## START Given data
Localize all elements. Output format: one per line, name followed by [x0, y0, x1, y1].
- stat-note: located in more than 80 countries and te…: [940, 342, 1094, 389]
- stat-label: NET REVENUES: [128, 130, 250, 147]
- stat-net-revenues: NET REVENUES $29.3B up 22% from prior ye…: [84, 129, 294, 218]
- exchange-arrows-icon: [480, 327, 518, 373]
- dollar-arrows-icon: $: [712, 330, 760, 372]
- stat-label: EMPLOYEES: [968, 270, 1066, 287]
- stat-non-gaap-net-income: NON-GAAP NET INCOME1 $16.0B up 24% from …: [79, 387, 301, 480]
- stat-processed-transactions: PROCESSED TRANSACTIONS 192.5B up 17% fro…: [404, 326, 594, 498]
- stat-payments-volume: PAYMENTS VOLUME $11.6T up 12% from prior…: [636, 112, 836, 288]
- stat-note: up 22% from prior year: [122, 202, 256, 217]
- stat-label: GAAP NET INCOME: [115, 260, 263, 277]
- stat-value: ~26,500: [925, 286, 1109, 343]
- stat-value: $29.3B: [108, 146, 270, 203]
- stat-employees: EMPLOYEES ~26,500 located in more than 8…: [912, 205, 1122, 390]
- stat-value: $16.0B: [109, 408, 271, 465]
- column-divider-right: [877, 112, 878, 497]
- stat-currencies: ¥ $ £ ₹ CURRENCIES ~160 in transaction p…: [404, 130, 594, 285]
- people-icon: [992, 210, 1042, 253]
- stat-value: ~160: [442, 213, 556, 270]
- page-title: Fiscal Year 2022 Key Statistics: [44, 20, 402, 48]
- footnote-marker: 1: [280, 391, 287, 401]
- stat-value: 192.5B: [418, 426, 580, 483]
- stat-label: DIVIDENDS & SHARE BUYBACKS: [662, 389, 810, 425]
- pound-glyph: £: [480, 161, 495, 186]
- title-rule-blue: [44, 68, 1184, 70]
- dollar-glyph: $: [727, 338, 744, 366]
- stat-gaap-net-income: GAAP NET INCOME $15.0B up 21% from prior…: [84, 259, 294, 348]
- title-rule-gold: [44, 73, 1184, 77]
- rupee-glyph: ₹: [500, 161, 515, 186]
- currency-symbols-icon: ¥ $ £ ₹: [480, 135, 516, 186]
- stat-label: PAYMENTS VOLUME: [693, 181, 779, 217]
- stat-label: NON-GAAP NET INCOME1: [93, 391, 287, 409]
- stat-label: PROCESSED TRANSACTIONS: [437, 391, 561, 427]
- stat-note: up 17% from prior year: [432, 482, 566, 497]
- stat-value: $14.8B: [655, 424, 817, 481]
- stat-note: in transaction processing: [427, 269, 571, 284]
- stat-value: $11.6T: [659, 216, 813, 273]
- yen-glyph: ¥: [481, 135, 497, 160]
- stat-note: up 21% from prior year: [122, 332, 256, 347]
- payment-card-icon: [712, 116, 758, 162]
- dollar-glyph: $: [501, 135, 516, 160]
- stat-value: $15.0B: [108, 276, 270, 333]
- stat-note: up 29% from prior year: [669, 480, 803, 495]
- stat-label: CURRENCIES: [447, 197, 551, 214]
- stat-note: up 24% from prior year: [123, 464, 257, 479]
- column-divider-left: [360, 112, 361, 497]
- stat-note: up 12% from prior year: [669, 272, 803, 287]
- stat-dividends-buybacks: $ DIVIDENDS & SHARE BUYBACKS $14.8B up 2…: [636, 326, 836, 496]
## END Given data
**Exercise brief**
Pull out every line of the listing above that contains the word "DIVIDENDS".

**Solution to this task**
- stat-label: DIVIDENDS & SHARE BUYBACKS: [662, 389, 810, 425]
- stat-dividends-buybacks: $ DIVIDENDS & SHARE BUYBACKS $14.8B up 2…: [636, 326, 836, 496]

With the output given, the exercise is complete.